To be done:
Write every entry out again exactly, please, and skip the pictures.

Records excerpted from a collection
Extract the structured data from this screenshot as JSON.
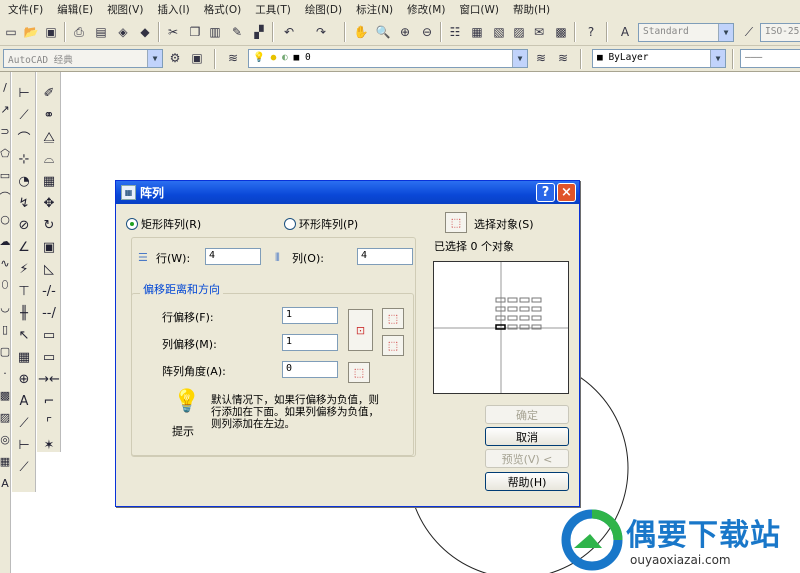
{
  "menu": [
    "文件(F)",
    "编辑(E)",
    "视图(V)",
    "插入(I)",
    "格式(O)",
    "工具(T)",
    "绘图(D)",
    "标注(N)",
    "修改(M)",
    "窗口(W)",
    "帮助(H)"
  ],
  "toolbar": {
    "text_style": "Standard",
    "dim_style": "ISO-25",
    "workspace": "AutoCAD 经典",
    "layer": "0",
    "color": "ByLayer"
  },
  "dialog": {
    "title": "阵列",
    "help_glyph": "?",
    "close_glyph": "×",
    "rect_array": "矩形阵列(R)",
    "polar_array": "环形阵列(P)",
    "select_objects": "选择对象(S)",
    "selected_count": "已选择 0 个对象",
    "rows_label": "行(W):",
    "rows_value": "4",
    "cols_label": "列(O):",
    "cols_value": "4",
    "offset_group": "偏移距离和方向",
    "row_offset_label": "行偏移(F):",
    "row_offset_value": "1",
    "col_offset_label": "列偏移(M):",
    "col_offset_value": "1",
    "angle_label": "阵列角度(A):",
    "angle_value": "0",
    "tip_text_1": "默认情况下，如果行偏移为负值，则",
    "tip_text_2": "行添加在下面。如果列偏移为负值，",
    "tip_text_3": "则列添加在左边。",
    "tip_label": "提示",
    "ok": "确定",
    "cancel": "取消",
    "preview": "预览(V) <",
    "help": "帮助(H)"
  },
  "watermark": {
    "title": "偶要下载站",
    "subtitle": "ouyaoxiazai.com"
  },
  "colors": {
    "titlebar": "#0a48d8",
    "dialog_bg": "#ece9d8",
    "toolbar_bg": "#ece9d8",
    "watermark_blue": "#1977c9"
  }
}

Answer:
Extract the structured data from this screenshot as JSON.
{
  "menu": [
    "文件(F)",
    "编辑(E)",
    "视图(V)",
    "插入(I)",
    "格式(O)",
    "工具(T)",
    "绘图(D)",
    "标注(N)",
    "修改(M)",
    "窗口(W)",
    "帮助(H)"
  ],
  "toolbar": {
    "text_style": "Standard",
    "dim_style": "ISO-25",
    "workspace": "AutoCAD 经典",
    "layer": "0",
    "color": "ByLayer"
  },
  "dialog": {
    "title": "阵列",
    "help_glyph": "?",
    "close_glyph": "×",
    "rect_array": "矩形阵列(R)",
    "polar_array": "环形阵列(P)",
    "select_objects": "选择对象(S)",
    "selected_count": "已选择 0 个对象",
    "rows_label": "行(W):",
    "rows_value": "4",
    "cols_label": "列(O):",
    "cols_value": "4",
    "offset_group": "偏移距离和方向",
    "row_offset_label": "行偏移(F):",
    "row_offset_value": "1",
    "col_offset_label": "列偏移(M):",
    "col_offset_value": "1",
    "angle_label": "阵列角度(A):",
    "angle_value": "0",
    "tip_text_1": "默认情况下，如果行偏移为负值，则",
    "tip_text_2": "行添加在下面。如果列偏移为负值，",
    "tip_text_3": "则列添加在左边。",
    "tip_label": "提示",
    "ok": "确定",
    "cancel": "取消",
    "preview": "预览(V) <",
    "help": "帮助(H)"
  },
  "watermark": {
    "title": "偶要下载站",
    "subtitle": "ouyaoxiazai.com"
  },
  "colors": {
    "titlebar": "#0a48d8",
    "dialog_bg": "#ece9d8",
    "toolbar_bg": "#ece9d8",
    "watermark_blue": "#1977c9"
  }
}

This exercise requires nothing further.